■ Extracted data entries:
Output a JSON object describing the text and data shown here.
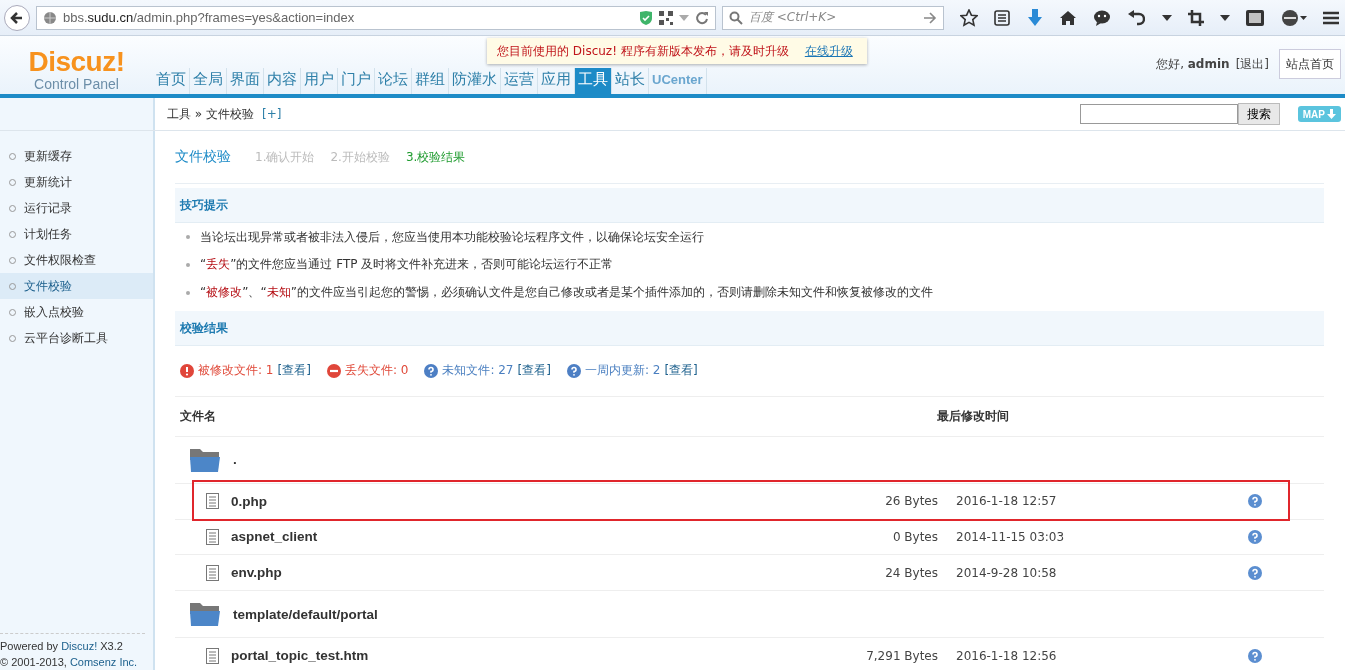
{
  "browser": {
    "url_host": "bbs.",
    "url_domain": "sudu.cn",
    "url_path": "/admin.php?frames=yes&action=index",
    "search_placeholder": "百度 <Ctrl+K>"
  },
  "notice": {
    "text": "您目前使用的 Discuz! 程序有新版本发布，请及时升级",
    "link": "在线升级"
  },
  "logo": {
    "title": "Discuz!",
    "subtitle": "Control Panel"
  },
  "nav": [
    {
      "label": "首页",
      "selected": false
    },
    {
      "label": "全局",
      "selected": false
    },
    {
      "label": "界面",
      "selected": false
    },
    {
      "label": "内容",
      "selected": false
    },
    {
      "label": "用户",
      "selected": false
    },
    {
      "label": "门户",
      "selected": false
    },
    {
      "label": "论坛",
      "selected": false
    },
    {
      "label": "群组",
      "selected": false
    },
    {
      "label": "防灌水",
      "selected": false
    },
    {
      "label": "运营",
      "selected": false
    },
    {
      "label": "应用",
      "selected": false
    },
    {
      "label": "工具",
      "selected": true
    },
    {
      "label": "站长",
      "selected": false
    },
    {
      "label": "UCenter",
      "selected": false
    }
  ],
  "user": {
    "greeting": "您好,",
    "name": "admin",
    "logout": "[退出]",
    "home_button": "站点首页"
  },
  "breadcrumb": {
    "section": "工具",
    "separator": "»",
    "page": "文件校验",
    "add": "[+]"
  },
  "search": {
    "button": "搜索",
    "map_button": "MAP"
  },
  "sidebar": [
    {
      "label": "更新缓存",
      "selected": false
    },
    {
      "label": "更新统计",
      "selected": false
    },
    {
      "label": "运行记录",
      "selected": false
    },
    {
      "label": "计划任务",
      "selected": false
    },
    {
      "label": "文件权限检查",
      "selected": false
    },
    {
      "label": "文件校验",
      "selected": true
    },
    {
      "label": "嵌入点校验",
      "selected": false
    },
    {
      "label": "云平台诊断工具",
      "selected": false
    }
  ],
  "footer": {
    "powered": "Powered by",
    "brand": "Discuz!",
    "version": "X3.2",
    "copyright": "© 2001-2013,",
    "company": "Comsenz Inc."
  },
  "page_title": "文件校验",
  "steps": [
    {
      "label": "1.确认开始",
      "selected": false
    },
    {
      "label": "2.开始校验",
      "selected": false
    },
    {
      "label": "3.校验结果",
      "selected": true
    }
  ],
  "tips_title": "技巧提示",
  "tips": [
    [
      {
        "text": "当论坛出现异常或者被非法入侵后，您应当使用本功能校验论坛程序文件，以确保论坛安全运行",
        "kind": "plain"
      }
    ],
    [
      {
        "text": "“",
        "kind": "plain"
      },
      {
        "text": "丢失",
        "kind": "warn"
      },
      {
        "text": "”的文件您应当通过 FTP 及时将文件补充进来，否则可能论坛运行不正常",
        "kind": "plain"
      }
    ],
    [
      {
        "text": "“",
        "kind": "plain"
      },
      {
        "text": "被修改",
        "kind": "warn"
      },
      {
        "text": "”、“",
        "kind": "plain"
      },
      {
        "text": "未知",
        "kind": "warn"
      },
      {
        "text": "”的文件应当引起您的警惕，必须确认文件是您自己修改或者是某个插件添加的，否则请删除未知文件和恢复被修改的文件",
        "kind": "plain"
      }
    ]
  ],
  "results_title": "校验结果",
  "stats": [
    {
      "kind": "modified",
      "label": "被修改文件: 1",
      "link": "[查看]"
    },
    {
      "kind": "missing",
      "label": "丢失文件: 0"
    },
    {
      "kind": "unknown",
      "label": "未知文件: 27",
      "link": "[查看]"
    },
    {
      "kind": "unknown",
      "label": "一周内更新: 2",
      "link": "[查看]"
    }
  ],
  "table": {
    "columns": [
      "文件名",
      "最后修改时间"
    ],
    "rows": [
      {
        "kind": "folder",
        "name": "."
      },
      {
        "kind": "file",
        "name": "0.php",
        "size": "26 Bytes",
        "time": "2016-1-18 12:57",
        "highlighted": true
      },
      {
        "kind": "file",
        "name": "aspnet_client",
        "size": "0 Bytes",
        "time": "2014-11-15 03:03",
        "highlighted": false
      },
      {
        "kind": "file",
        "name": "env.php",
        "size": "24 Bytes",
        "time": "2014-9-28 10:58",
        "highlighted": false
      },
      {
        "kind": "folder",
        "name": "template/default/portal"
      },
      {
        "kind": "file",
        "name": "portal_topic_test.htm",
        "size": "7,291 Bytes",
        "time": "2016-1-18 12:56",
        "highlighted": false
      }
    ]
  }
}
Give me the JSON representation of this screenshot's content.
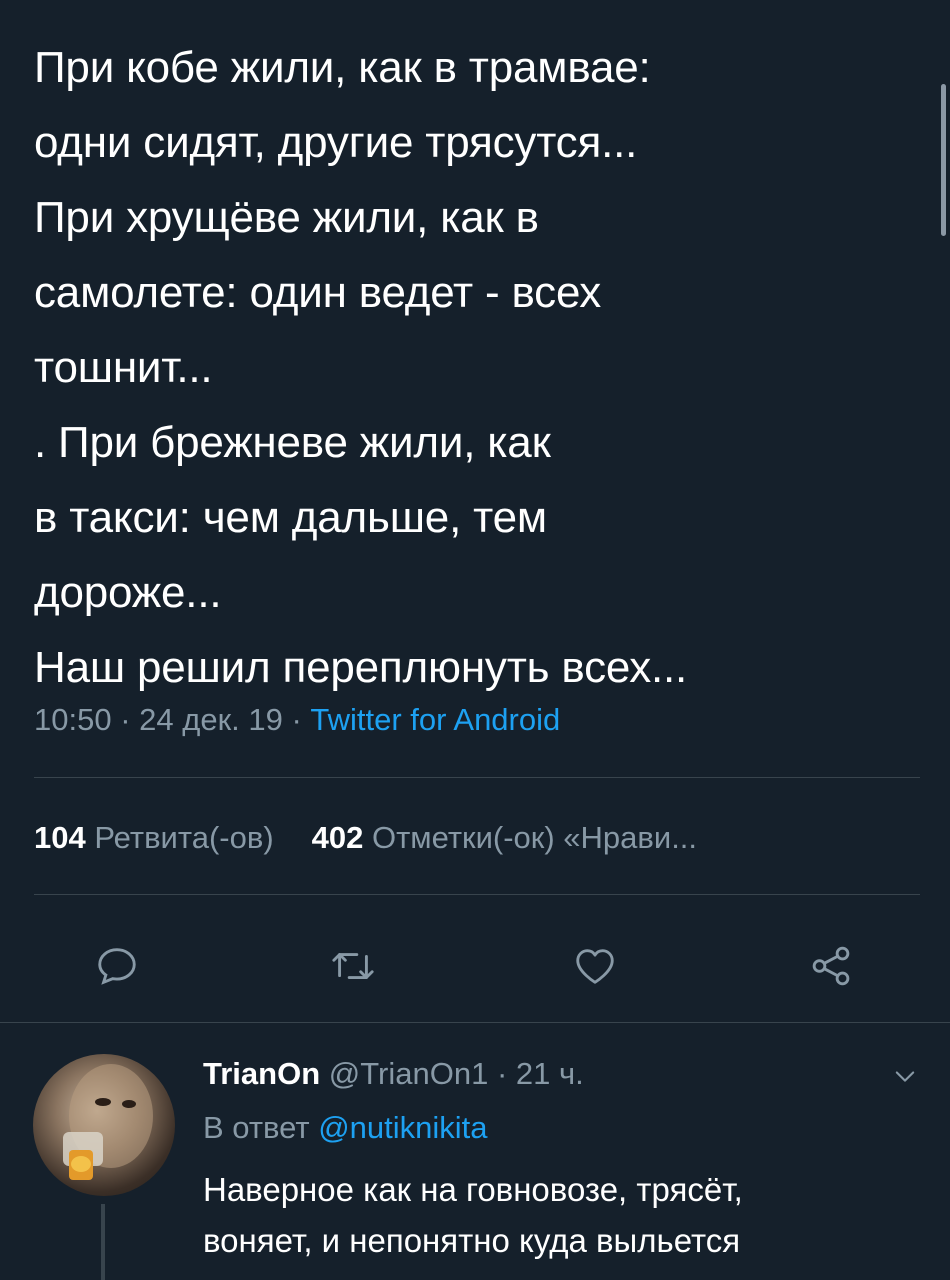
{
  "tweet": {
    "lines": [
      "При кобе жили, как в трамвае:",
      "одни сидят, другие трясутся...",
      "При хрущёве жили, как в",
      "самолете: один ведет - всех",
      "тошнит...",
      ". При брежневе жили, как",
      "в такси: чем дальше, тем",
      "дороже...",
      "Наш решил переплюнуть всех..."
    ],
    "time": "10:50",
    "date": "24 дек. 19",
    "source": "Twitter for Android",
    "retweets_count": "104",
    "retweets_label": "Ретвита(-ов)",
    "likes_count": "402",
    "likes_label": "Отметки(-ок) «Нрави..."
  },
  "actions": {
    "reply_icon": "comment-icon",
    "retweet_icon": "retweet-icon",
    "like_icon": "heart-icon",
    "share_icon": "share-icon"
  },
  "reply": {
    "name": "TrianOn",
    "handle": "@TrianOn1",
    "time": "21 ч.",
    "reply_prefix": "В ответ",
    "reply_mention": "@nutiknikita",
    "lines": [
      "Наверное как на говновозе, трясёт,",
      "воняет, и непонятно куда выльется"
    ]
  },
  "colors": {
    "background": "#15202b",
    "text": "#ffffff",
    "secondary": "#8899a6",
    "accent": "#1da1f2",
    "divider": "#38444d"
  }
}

■ DIRECTIONS FOR THIS TASK: Copy exactly the lines from the line containing "Give me the" through the last line of the records above, both included, and leave out any pictures.

■ RESPONSE TO THIS EXERCISE:
Give me the JSON representation of this screenshot's content.
{
  "tweet": {
    "lines": [
      "При кобе жили, как в трамвае:",
      "одни сидят, другие трясутся...",
      "При хрущёве жили, как в",
      "самолете: один ведет - всех",
      "тошнит...",
      ". При брежневе жили, как",
      "в такси: чем дальше, тем",
      "дороже...",
      "Наш решил переплюнуть всех..."
    ],
    "time": "10:50",
    "date": "24 дек. 19",
    "source": "Twitter for Android",
    "retweets_count": "104",
    "retweets_label": "Ретвита(-ов)",
    "likes_count": "402",
    "likes_label": "Отметки(-ок) «Нрави..."
  },
  "actions": {
    "reply_icon": "comment-icon",
    "retweet_icon": "retweet-icon",
    "like_icon": "heart-icon",
    "share_icon": "share-icon"
  },
  "reply": {
    "name": "TrianOn",
    "handle": "@TrianOn1",
    "time": "21 ч.",
    "reply_prefix": "В ответ",
    "reply_mention": "@nutiknikita",
    "lines": [
      "Наверное как на говновозе, трясёт,",
      "воняет, и непонятно куда выльется"
    ]
  },
  "colors": {
    "background": "#15202b",
    "text": "#ffffff",
    "secondary": "#8899a6",
    "accent": "#1da1f2",
    "divider": "#38444d"
  }
}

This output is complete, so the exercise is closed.